# TASK TO COMPLETE
Using the listing below, report all lines holding the word "seat".

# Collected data
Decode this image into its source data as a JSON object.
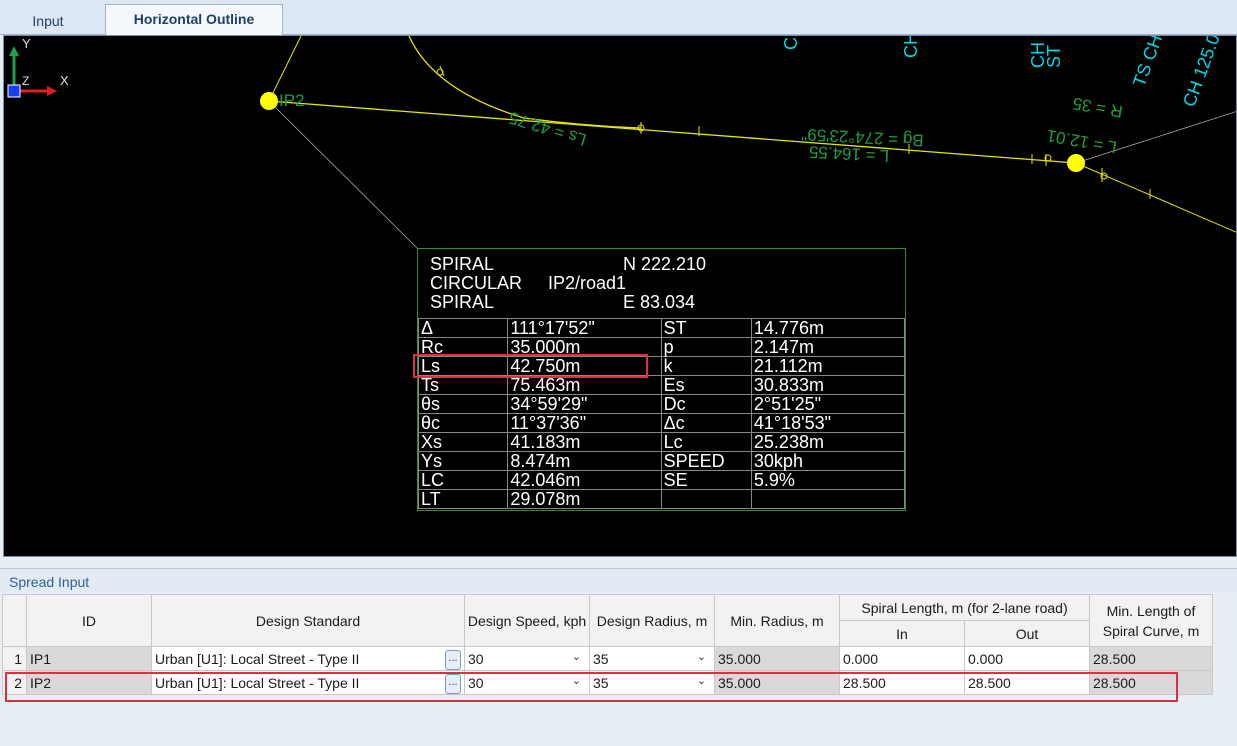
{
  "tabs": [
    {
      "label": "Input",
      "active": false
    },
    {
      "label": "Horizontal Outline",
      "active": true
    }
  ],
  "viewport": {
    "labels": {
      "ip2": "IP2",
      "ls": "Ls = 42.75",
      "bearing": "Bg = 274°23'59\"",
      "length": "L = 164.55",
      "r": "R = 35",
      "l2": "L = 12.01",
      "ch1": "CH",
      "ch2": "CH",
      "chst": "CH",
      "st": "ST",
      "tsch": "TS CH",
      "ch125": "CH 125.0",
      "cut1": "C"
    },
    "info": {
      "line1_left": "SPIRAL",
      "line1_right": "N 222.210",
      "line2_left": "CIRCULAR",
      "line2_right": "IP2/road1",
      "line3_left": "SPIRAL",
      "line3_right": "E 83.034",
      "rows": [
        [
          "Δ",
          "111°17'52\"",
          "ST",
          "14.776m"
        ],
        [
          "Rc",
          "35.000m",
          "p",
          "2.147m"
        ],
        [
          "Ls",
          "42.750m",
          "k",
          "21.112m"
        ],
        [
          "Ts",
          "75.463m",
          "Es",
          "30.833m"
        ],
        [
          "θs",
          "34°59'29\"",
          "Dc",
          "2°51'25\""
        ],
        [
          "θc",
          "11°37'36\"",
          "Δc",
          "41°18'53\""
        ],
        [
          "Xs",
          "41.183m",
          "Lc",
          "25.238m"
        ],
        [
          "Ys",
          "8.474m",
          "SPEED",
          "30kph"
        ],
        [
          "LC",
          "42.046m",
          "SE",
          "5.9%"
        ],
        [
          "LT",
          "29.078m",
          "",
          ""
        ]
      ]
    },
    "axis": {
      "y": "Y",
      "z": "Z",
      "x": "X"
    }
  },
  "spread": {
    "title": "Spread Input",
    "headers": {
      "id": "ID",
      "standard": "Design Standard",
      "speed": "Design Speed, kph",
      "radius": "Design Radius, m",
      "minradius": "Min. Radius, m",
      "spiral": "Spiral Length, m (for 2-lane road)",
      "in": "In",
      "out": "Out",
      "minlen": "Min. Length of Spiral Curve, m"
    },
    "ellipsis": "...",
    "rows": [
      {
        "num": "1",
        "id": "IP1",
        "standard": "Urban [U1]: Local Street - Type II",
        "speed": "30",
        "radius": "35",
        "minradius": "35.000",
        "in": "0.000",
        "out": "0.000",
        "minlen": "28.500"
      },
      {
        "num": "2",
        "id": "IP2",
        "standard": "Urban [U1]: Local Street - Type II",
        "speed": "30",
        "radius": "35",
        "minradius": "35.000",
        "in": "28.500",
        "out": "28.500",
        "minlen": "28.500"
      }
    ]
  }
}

...

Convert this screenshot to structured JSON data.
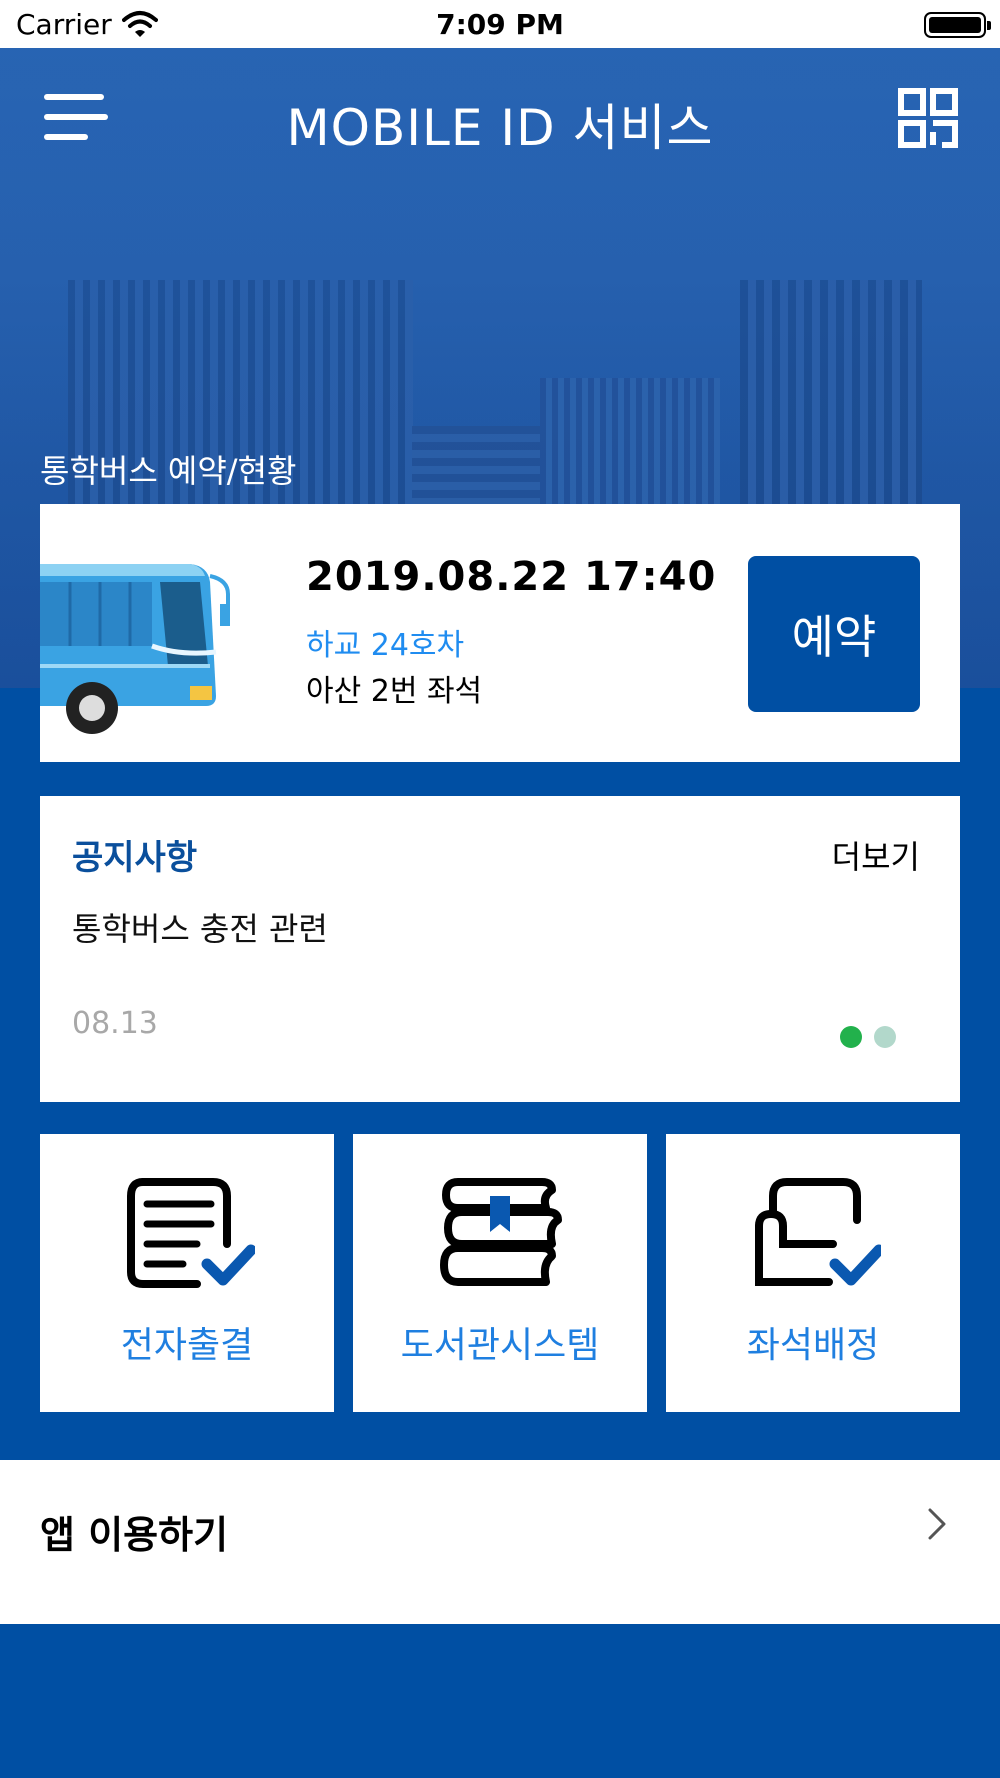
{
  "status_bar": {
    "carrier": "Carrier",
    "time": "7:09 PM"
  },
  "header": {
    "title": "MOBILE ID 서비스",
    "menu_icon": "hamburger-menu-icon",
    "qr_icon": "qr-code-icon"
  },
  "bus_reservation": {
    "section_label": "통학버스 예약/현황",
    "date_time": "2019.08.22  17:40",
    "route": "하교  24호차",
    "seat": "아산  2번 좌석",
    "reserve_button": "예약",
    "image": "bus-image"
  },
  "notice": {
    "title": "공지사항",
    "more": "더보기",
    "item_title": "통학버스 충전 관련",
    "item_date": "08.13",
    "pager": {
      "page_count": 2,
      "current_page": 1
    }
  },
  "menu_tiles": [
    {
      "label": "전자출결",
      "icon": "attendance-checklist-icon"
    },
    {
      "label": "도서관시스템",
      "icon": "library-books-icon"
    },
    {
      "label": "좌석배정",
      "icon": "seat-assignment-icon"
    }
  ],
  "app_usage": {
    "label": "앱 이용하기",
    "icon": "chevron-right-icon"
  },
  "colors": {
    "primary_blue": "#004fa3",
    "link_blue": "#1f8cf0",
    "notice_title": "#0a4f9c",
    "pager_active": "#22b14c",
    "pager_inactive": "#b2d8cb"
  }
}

* * *

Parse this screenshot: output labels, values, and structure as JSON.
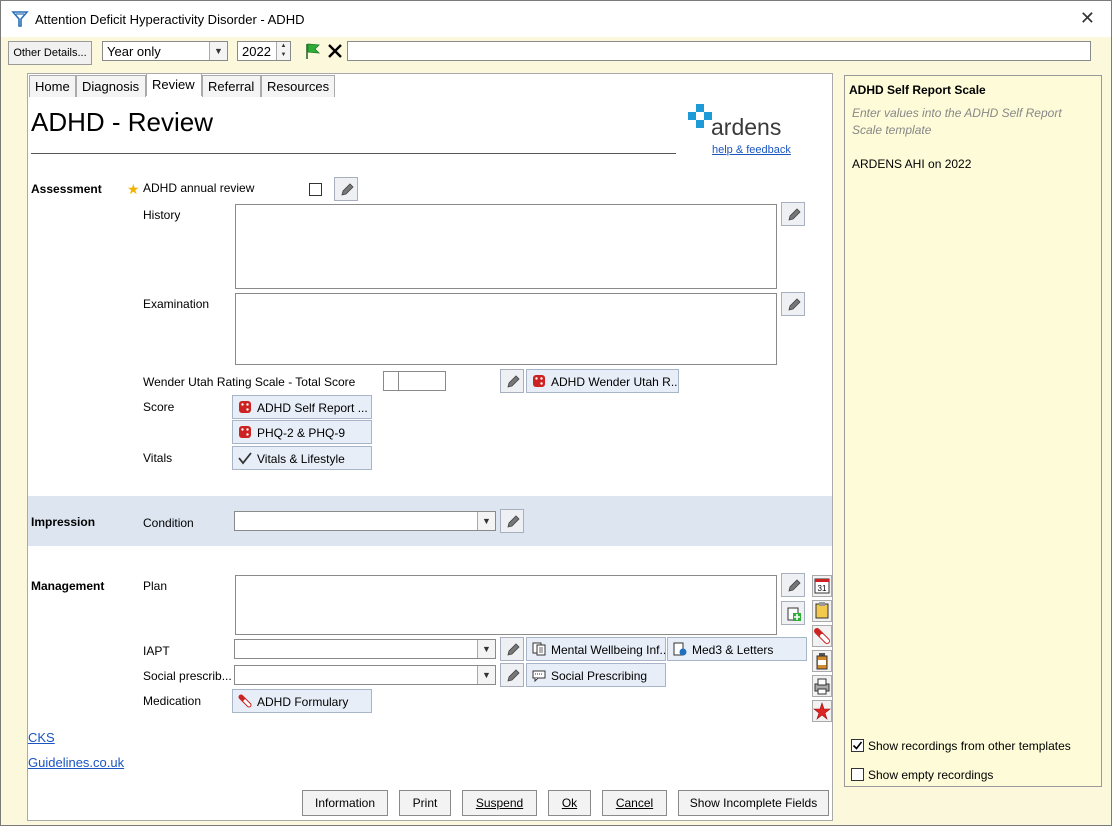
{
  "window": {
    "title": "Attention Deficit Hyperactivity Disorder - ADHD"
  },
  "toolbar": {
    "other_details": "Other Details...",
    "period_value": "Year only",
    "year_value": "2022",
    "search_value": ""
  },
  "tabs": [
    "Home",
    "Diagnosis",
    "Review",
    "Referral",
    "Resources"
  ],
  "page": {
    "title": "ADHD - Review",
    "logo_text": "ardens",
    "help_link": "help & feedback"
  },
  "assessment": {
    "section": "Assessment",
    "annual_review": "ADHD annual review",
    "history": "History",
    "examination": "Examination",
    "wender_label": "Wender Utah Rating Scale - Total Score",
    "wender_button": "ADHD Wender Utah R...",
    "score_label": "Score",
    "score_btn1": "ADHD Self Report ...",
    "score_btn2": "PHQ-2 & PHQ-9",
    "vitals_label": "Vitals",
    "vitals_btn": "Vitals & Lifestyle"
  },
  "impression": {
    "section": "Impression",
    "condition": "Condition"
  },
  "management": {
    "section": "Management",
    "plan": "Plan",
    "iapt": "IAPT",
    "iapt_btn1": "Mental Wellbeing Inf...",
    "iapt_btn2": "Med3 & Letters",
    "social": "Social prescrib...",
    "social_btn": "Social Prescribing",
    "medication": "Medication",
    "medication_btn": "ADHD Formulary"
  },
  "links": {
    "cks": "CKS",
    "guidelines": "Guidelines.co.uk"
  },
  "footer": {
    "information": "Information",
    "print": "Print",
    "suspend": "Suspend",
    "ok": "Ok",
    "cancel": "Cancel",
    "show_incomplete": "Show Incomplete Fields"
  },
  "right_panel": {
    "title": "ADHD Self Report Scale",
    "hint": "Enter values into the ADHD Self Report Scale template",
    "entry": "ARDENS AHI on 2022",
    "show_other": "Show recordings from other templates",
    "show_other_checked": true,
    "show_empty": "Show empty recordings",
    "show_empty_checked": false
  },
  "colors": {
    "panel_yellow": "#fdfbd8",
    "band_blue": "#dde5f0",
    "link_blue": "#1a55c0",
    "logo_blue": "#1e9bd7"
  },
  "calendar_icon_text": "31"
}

# FINAL RESULT
    "seat": "아산  2번 좌석",
      "icon": "seat-assignment-icon"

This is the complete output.